> **Document excerpt**
***
War memoirs - To Captivity
After lining us up in pairs, we were made to sit on the ground as the adults and the elderly were lined adjacent us. From all round us, stood rebels wielding guns and if anybody harbored hopes of escape, those were sooner diminished.
It was as if we were in a cinema hall and soon the movie shooting was started as gun wielding individuals stood in a coached readiness to respond to anything or to an order from the dread-locked giant of a man by whose swagger and acts, left you in no doubt as to who was in charge.
By his side constantly stood and followed another dread-locked fellow whom I realized was his-besides the other rebels-his personal body guard in the stature of a man whose entire body looked fortified, covered by rounds of ammunition running right from his neck to toe. I wondered how he managed to walk under that weight.
Always behind the commander, not one word ever escaped his mouth. He acted almost oblivious to everything else. Almost as if nothing was happening around him. He was probably trained to understand only just one thing: the protection of his commander.
The only time I saw him swing into action was during those moments that the commander occasionally directed him to finish off a dying victim or to align us.
For some long time, quiet reigned as the commander who stood between the lines of captives, looked in consultation with the other rebel officers. And a moment later, they seemed to come to a conclusion. The others walked over to where the adults sat.
That was when the true drama of madness started.
One by one, a child or an elderly person was picked and transferred to the center- to the open-see; whoever was picked didn’t return in one piece. I fact, none returned in any piece.
One after the other, they were butchered, mutilated and not by the burst of a bullet but by the swift, silent, almost innocent slice of a machete.
Watching against my personal will, I appreciated being considered an adult and in particular a youth.
***
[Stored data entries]
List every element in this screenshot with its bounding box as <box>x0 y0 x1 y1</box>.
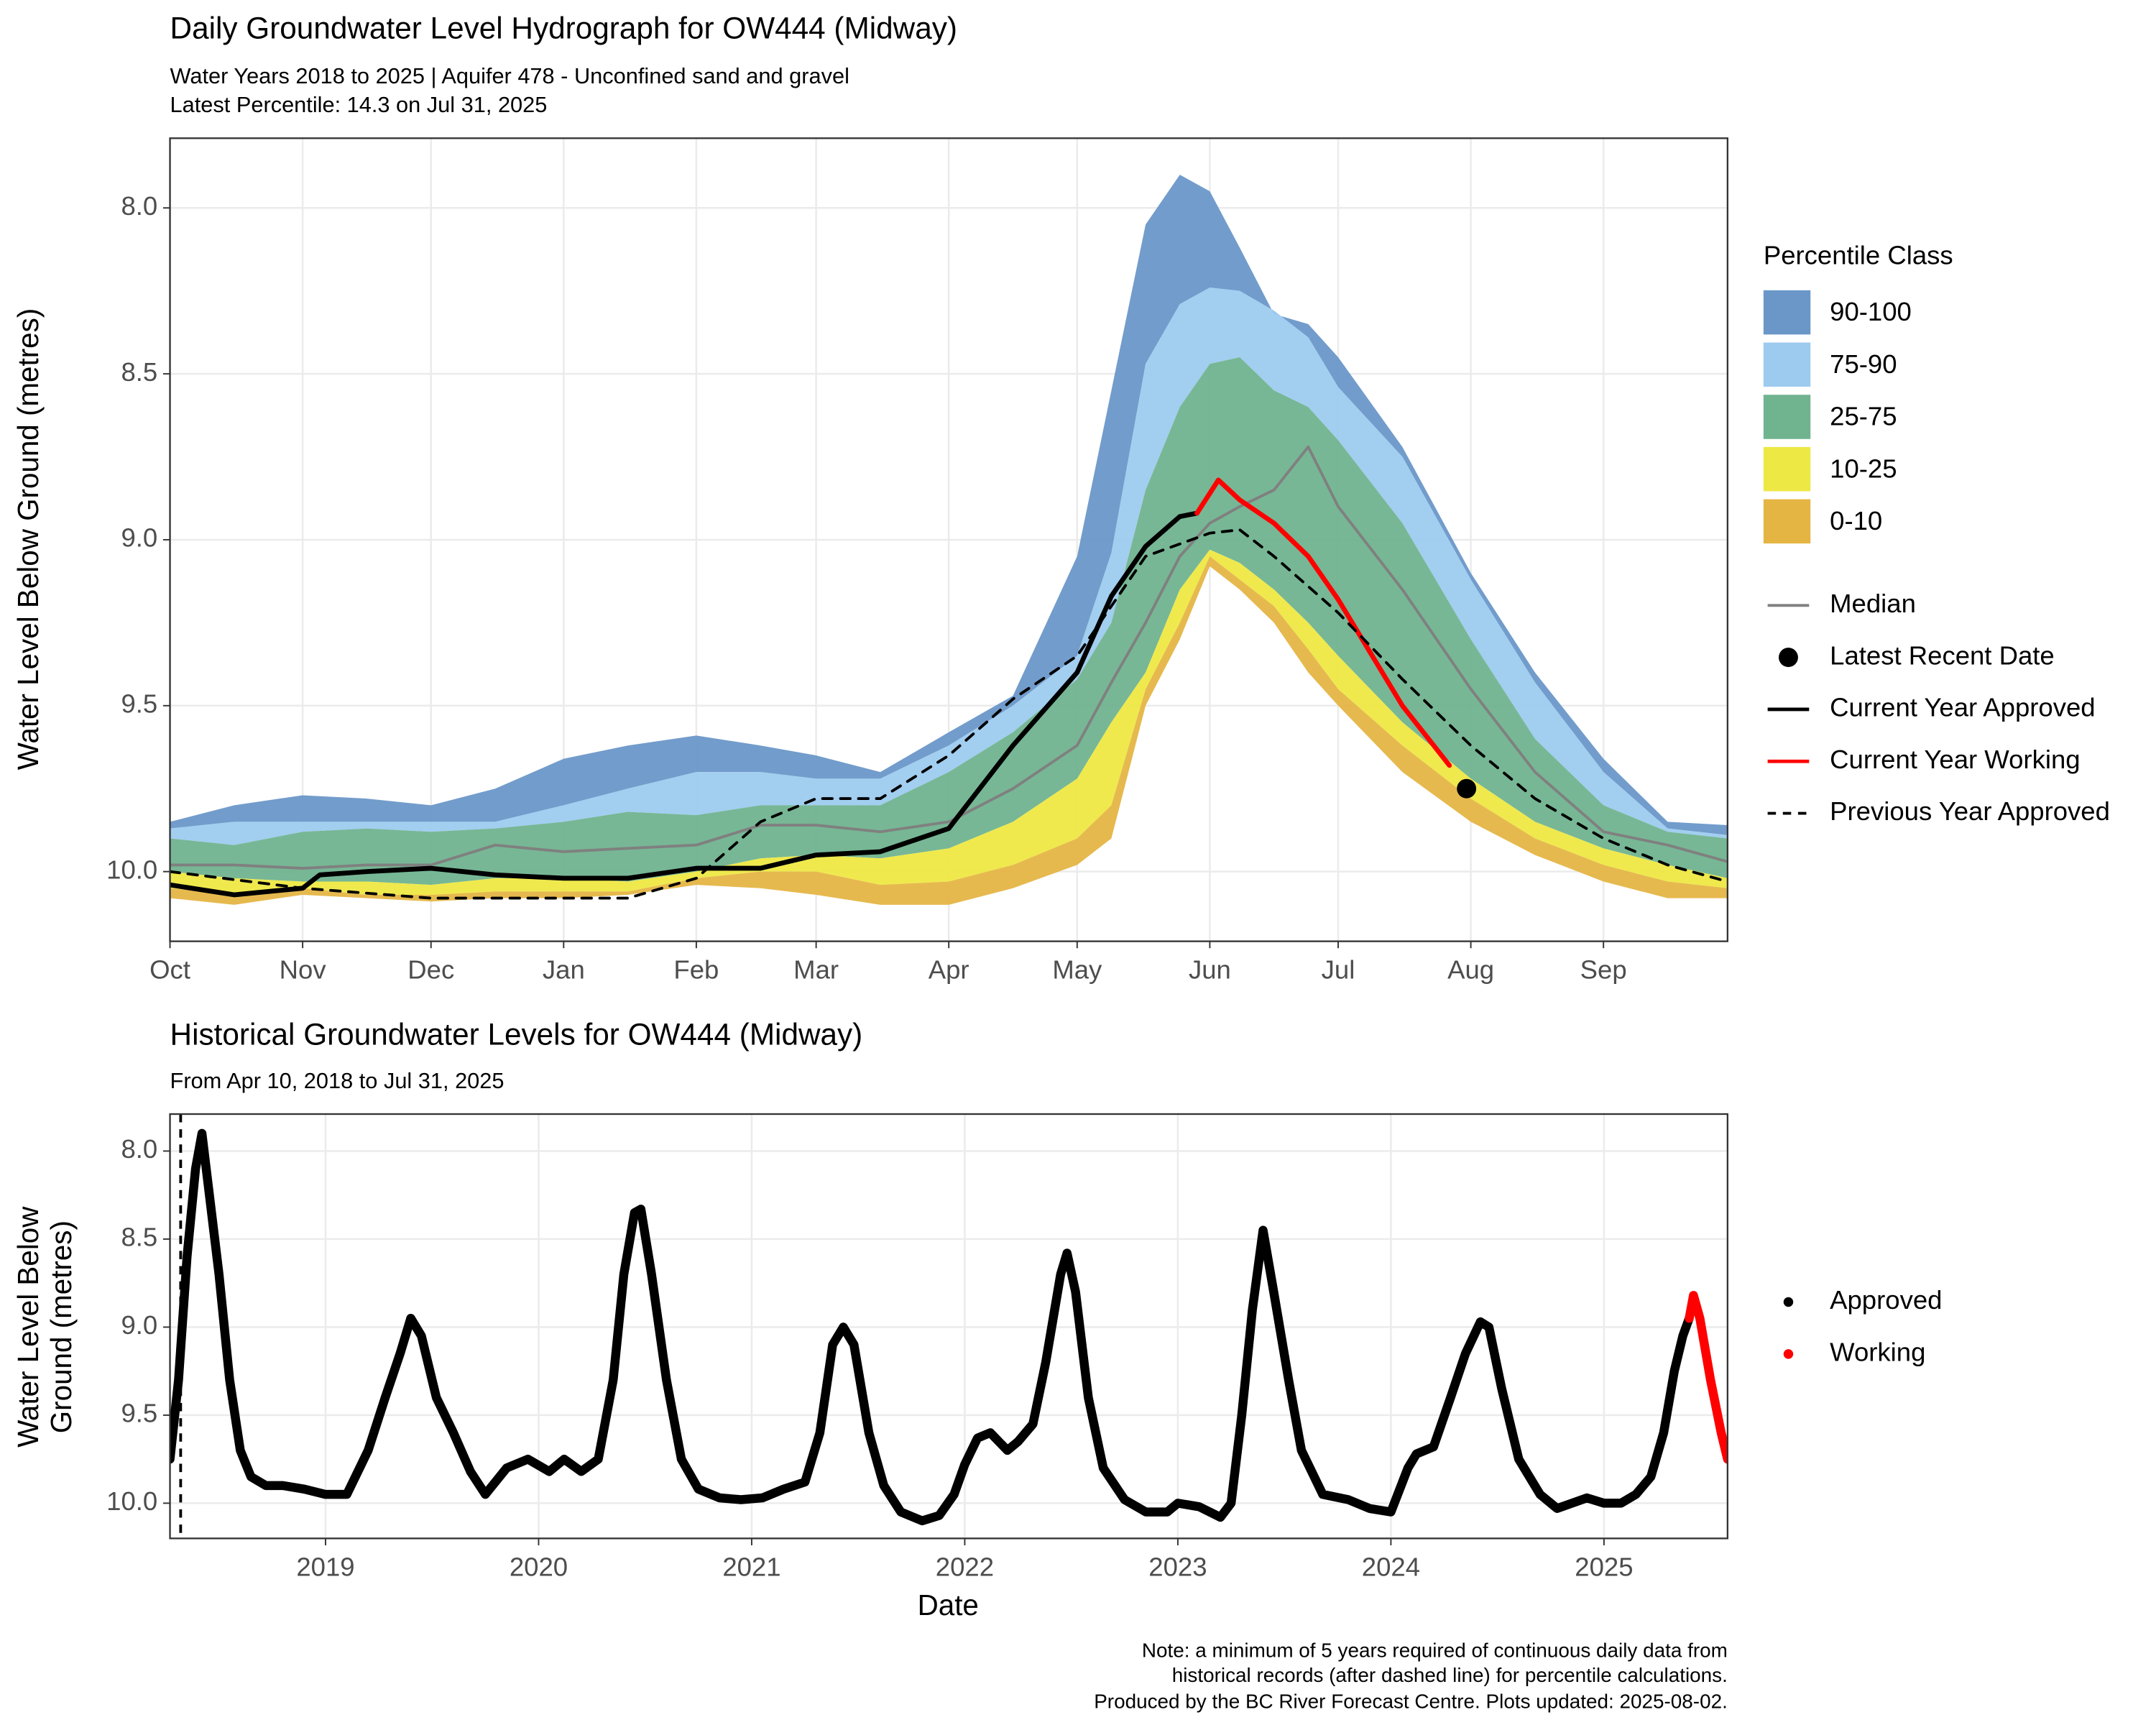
y-axis-label: Water Level Below <box>11 1206 45 1448</box>
chart-subtitle: From Apr 10, 2018 to Jul 31, 2025 <box>170 1068 505 1093</box>
chart-subtitle: Water Years 2018 to 2025 | Aquifer 478 -… <box>170 63 849 88</box>
series-dots <box>1685 1291 1728 1464</box>
y-tick-label: 9.0 <box>121 1310 157 1340</box>
chart-title: Historical Groundwater Levels for OW444 … <box>170 1017 863 1051</box>
legend-label: Previous Year Approved <box>1830 796 2110 826</box>
legend-swatch <box>1763 499 1811 544</box>
plot-area <box>170 1114 1728 1539</box>
legend-swatch <box>1763 446 1811 492</box>
legend-label: Working <box>1830 1338 1925 1367</box>
legend-label: 75-90 <box>1830 349 1897 379</box>
latest-point <box>1457 778 1477 799</box>
x-tick-label: 2025 <box>1575 1552 1633 1581</box>
legend-swatch <box>1763 342 1811 387</box>
x-tick-label: Nov <box>280 955 327 985</box>
y-axis-label: Ground (metres) <box>45 1220 78 1433</box>
percentile-band <box>170 357 1728 886</box>
x-tick-label: Jan <box>543 955 585 985</box>
plot-border <box>169 137 1728 942</box>
y-tick-label: 9.5 <box>121 1399 157 1428</box>
series-line <box>1194 477 1452 768</box>
series-line <box>170 445 1728 870</box>
legend-label: 0-10 <box>1830 506 1882 535</box>
note: Note: a minimum of 5 years required of c… <box>1142 1639 1728 1661</box>
percentile-band <box>170 288 1728 845</box>
plot-area <box>170 175 1728 905</box>
chart-title: Daily Groundwater Level Hydrograph for O… <box>170 11 957 45</box>
series-line <box>170 528 1728 900</box>
legend-marker <box>1783 1349 1794 1359</box>
x-tick-label: 2020 <box>510 1552 568 1581</box>
x-tick-label: Jul <box>1322 955 1355 985</box>
note: Produced by the BC River Forecast Centre… <box>1094 1690 1728 1713</box>
legend-label: 10-25 <box>1830 454 1897 483</box>
legend-label: Median <box>1830 589 1916 618</box>
x-tick-label: May <box>1052 955 1102 985</box>
legend-swatch <box>1763 290 1811 335</box>
series-line <box>170 510 1199 898</box>
series-dots <box>170 1128 1694 1526</box>
x-tick-label: 2023 <box>1148 1552 1207 1581</box>
legend-label: 25-75 <box>1830 402 1897 431</box>
x-tick-label: Jun <box>1189 955 1231 985</box>
x-tick-label: Sep <box>1580 955 1627 985</box>
legend-marker <box>1779 648 1798 668</box>
legend-label: Current Year Approved <box>1830 693 2095 722</box>
legend-marker <box>1783 1297 1794 1307</box>
x-tick-label: 2024 <box>1362 1552 1420 1581</box>
x-tick-label: Feb <box>673 955 719 985</box>
note: historical records (after dashed line) f… <box>1172 1664 1728 1686</box>
x-tick-label: Mar <box>793 955 839 985</box>
y-axis-label: Water Level Below Ground (metres) <box>11 308 45 770</box>
y-tick-label: 8.0 <box>121 1134 157 1164</box>
legend-swatch <box>1763 395 1811 439</box>
y-tick-label: 9.5 <box>121 689 157 718</box>
y-tick-label: 8.5 <box>121 1223 157 1252</box>
plot-border <box>169 1113 1728 1540</box>
x-tick-label: 2019 <box>296 1552 354 1581</box>
legend-label: Current Year Working <box>1830 745 2080 774</box>
y-tick-label: 10.0 <box>106 855 157 884</box>
x-tick-label: Aug <box>1447 955 1494 985</box>
x-tick-label: 2022 <box>936 1552 994 1581</box>
x-tick-label: Dec <box>407 955 454 985</box>
x-axis-label: Date <box>918 1588 979 1622</box>
y-tick-label: 8.0 <box>121 191 157 221</box>
legend-label: 90-100 <box>1830 297 1912 326</box>
y-tick-label: 8.5 <box>121 357 157 387</box>
y-tick-label: 9.0 <box>121 523 157 553</box>
x-tick-label: 2021 <box>722 1552 780 1581</box>
chart-subtitle: Latest Percentile: 14.3 on Jul 31, 2025 <box>170 92 548 117</box>
legend-title: Percentile Class <box>1764 240 1953 270</box>
x-tick-label: Oct <box>149 955 190 985</box>
legend-label: Latest Recent Date <box>1830 640 2055 670</box>
x-tick-label: Apr <box>929 955 969 985</box>
legend-label: Approved <box>1830 1285 1942 1315</box>
y-tick-label: 10.0 <box>106 1486 157 1516</box>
***
> **Work instructions**
**1)** Tally the lines of the records that contain the string "Current". Give only the number.
**2)** Resume the war memoir excerpt after its last sentence.
The records have no connection to the text.

> **Responses in order**
**1)** 2

**2)**
I didn’t cry, and it was not because our captors had warned of dire consequences upon anybody who even winced at the sight of their actions, but because I wasn’t sure if it was all happening.
The sounds, surging between the mocking laughter of a rebel slayer and the agonizing yell of a departing soul were sickening.
During the time of that madness, as we pained, the rebels reveled and enjoyed their acts and even asked their victims questions, providing options from which, according to them, the victims were free to choose the most fitting they wished for.
“Which one would you prefer; to laugh all your life or to be annoyed your entire life?” they would ask before proceeding to grant your wish.
If you chose laughter, they sliced off your lips so your mouth cavity revealed in a fashion depictive of a joyous pose and if you opted for annoyance, they stretched your lips and punching with a knife-end a hole in between your lips, and fastened a padlock to them
All that time as the infants and the elderly who were deemed surplus were butchered, I stared; others either lowered their eyes or squeezed them shut in evasion of the evil scenes that left no trace of respect for sanity.
Earlier on, the commander had warned us to closely watch and register every scene. “For those of you who will be lucky to live-“he had started “-you must watch because you must begin to learn how to do it”
Passing his stern gaze over us the youth as if to draw our particular attention, he had not been finished.
“You must watch so you will give to your God, an accurate witness report of what really happened”
In different forms and with different types of machetes, the butchering transpired. From dismembering extremities, through slicing off flesh from hapless individuals, scooping eyeballs to sticking machetes into skulls; it was apparent our captor’s primary objective was not in the inevitability of death but rather on the manner at which that would be achieved. They were more obsessed with the means rather than the end.
When moments later they were finished, less than half of the captives were whole; only the youth to be exact. The only other persons who still breathed were those who either were annoyed or who laughed!
It was after the killings of the children and the elderly, that I discovered why we had been paired up. The logic was simple and the commander made it clear to us. Each member of a given pair was responsible for the other and that if for example, one escaped, the other was to answer and the penalty, well you didn’t have to ask.
Finally after the madness of slaughtering the elderly and the infants, the commander addressed we who had been lucky to survive, and who, in his words, would now be taken captive to join their honorable ranks
“You will do as you are told-“he started, and looking away to the East, continued “by the time the sun rises, we’ll be a long way from here”. He paused, and after a short break, meant, it must have been, to allow us digest his words, continued
“We shall be gone to a place where you will be given instruction and training to start a new life” he finished.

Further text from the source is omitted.